### STATED TASK
Find the word "megjelenítése" in the material below and gather every line that contains it.
----
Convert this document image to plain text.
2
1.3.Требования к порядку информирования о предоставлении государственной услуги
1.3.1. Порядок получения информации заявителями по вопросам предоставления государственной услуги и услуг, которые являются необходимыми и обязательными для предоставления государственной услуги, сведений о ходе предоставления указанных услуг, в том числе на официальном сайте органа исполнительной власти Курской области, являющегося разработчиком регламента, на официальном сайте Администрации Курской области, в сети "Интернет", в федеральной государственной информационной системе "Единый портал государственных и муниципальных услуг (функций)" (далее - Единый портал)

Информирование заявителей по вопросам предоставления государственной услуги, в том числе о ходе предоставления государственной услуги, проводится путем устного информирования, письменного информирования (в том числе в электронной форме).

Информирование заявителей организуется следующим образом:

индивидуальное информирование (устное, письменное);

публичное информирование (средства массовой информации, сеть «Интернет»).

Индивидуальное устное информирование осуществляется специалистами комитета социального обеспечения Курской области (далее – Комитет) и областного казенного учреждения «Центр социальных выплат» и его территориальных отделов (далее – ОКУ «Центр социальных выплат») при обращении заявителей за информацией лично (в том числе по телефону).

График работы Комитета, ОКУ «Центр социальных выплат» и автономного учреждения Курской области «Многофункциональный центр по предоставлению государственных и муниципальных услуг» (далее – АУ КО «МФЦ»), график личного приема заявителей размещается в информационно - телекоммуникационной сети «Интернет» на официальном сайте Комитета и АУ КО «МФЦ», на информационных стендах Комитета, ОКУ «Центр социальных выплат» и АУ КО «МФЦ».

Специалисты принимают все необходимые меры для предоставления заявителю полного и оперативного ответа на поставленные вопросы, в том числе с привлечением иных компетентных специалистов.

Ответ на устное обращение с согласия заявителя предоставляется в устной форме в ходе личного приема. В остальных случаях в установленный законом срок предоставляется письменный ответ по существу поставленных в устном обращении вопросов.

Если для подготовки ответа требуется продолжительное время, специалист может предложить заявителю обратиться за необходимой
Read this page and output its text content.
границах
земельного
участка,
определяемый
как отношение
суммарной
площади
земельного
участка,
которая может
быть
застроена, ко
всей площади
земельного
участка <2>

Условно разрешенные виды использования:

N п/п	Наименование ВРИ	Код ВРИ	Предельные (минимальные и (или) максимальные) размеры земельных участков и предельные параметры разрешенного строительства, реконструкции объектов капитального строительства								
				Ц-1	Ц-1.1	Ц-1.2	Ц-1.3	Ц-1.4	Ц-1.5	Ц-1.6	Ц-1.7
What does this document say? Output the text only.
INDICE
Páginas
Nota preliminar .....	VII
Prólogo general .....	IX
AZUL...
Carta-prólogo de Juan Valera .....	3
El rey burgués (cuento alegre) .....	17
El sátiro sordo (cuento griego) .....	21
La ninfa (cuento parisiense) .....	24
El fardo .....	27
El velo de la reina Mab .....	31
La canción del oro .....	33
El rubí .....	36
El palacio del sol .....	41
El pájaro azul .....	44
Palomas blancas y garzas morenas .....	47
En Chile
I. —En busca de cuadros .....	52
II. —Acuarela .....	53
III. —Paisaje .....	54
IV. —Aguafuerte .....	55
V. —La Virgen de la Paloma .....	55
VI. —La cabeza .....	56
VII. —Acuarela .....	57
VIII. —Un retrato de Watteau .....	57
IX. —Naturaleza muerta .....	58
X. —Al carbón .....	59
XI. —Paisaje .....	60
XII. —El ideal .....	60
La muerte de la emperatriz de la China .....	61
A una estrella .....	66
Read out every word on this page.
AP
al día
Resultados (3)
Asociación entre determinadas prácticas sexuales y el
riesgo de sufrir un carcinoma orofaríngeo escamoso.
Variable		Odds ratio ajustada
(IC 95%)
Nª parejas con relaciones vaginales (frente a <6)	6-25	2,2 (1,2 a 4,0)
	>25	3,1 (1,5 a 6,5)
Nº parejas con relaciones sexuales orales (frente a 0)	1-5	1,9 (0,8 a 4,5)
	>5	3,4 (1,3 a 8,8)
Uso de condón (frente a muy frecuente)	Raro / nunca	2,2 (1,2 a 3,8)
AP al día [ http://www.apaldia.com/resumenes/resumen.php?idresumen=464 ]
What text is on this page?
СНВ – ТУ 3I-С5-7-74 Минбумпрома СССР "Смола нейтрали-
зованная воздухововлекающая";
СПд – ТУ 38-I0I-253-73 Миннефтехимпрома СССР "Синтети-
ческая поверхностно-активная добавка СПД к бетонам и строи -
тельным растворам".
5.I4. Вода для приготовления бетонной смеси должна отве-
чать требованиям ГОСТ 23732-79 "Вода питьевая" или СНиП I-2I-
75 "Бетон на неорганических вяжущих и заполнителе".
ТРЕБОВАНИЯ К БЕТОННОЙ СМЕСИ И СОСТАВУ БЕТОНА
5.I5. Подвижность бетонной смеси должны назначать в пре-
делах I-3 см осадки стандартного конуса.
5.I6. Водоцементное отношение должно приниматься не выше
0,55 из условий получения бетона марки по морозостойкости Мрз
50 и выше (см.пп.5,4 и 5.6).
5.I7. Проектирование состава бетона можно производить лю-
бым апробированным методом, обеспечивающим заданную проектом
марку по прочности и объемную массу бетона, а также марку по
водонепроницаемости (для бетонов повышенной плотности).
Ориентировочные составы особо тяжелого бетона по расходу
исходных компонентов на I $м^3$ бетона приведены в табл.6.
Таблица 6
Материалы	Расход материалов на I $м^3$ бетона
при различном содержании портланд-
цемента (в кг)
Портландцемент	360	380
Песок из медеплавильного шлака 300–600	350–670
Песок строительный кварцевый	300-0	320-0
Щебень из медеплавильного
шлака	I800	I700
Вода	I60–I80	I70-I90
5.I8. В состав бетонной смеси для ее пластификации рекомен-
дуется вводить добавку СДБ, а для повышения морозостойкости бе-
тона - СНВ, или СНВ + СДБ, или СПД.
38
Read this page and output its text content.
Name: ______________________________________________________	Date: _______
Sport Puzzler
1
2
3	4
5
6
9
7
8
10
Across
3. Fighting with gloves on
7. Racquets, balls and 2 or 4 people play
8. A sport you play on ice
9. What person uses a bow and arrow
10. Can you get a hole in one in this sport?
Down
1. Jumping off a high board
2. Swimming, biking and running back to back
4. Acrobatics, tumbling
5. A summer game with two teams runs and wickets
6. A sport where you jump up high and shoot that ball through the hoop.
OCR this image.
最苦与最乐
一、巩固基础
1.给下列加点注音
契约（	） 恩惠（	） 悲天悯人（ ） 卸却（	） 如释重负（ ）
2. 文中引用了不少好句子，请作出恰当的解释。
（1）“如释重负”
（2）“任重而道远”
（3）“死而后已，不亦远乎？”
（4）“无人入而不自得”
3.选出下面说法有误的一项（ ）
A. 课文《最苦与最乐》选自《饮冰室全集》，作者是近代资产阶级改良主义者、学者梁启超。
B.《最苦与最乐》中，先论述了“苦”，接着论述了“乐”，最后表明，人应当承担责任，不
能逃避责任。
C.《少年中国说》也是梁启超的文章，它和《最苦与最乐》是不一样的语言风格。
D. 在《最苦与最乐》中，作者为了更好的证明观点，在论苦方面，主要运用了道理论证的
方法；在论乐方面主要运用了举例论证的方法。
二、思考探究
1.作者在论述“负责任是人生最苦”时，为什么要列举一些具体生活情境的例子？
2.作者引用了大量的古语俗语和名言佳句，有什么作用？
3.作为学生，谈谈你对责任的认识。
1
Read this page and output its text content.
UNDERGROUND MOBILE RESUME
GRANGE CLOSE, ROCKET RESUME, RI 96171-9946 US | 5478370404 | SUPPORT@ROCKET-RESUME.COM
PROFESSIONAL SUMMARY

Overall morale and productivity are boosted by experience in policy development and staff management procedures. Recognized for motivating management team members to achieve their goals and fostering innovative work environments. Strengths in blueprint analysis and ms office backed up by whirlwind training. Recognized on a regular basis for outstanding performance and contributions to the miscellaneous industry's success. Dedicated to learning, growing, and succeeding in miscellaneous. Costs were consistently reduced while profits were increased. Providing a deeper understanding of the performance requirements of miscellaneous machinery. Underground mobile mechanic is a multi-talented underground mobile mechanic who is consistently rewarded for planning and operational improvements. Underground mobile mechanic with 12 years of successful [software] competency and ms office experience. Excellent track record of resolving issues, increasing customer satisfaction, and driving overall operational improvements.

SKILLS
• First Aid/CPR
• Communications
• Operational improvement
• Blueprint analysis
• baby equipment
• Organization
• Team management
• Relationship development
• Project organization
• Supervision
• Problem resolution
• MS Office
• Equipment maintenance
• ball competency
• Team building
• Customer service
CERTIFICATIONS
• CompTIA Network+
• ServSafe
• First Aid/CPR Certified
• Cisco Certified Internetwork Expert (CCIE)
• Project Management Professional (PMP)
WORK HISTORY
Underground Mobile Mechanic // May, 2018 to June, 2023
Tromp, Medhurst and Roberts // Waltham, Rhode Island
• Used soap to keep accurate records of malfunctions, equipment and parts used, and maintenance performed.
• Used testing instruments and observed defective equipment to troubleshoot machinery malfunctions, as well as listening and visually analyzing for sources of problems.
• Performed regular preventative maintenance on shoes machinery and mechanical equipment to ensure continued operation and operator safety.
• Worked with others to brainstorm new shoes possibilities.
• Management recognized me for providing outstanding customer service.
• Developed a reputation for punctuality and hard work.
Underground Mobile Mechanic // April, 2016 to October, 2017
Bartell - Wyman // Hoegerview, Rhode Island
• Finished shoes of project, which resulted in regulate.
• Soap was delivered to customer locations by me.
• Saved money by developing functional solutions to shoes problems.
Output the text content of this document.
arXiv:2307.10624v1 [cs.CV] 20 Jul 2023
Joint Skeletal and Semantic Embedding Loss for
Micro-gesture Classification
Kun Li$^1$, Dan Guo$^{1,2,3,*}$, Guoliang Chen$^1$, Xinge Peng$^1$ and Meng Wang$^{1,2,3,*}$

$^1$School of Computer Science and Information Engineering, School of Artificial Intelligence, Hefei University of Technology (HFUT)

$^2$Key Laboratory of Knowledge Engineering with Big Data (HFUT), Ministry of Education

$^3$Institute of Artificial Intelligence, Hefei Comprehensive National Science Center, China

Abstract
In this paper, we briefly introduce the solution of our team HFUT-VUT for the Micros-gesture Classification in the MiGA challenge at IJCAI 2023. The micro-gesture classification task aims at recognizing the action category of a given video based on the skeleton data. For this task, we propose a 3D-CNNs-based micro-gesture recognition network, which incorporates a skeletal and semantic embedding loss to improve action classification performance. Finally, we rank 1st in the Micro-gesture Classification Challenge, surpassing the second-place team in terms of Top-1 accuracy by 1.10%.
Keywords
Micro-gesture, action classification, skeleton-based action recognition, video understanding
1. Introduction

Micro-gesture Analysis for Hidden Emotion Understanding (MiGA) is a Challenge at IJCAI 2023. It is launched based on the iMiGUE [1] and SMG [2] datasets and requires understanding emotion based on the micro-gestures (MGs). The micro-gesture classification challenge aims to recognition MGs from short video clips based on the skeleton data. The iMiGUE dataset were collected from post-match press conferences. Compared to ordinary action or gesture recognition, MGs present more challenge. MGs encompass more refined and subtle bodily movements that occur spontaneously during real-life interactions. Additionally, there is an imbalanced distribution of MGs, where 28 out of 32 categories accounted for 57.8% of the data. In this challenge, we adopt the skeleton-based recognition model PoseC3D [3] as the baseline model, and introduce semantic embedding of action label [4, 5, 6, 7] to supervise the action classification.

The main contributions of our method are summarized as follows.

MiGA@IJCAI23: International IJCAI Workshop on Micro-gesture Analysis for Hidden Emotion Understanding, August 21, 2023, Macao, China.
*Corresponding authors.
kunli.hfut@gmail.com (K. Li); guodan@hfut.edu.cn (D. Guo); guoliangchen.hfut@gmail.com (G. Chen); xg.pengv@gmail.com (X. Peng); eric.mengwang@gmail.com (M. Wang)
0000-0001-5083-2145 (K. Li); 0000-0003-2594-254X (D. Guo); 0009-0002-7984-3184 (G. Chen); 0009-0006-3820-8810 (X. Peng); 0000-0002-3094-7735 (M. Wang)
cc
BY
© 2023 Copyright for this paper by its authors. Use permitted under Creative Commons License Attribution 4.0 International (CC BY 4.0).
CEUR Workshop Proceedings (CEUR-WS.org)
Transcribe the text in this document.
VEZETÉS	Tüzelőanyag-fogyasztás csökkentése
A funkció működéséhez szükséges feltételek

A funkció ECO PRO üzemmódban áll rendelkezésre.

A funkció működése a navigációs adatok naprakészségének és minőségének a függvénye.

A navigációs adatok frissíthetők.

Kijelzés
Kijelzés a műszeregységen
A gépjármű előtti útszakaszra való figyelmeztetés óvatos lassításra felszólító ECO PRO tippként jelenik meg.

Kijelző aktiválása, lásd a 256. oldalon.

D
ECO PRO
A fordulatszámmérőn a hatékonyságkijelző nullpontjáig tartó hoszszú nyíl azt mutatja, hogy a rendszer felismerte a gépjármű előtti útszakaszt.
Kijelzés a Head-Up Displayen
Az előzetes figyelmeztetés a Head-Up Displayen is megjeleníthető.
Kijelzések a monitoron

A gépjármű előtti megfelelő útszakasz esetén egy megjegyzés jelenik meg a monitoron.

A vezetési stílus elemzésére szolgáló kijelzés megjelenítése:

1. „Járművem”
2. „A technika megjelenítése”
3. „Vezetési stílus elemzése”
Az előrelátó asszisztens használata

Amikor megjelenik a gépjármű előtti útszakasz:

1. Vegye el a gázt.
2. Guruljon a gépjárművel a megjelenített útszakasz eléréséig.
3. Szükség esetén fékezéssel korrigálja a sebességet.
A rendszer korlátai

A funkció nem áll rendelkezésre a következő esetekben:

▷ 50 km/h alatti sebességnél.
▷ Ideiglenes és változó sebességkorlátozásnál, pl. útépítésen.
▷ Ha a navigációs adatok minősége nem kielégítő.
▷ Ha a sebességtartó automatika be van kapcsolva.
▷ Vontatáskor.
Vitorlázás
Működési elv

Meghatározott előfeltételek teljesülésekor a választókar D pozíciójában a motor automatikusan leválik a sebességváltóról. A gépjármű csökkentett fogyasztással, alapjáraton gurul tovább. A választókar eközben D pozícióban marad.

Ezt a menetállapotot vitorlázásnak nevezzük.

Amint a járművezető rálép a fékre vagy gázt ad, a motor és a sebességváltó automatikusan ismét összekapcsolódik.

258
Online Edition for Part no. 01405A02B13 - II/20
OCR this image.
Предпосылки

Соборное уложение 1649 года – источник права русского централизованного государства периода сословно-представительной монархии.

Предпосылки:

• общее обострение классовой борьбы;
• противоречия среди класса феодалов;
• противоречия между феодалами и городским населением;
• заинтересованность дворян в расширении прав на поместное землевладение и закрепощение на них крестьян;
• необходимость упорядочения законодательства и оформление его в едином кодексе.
----
### RESPONSE
A vezetési stílus elemzésére szolgáló kijelzés megjelenítése:
2. „A technika megjelenítése”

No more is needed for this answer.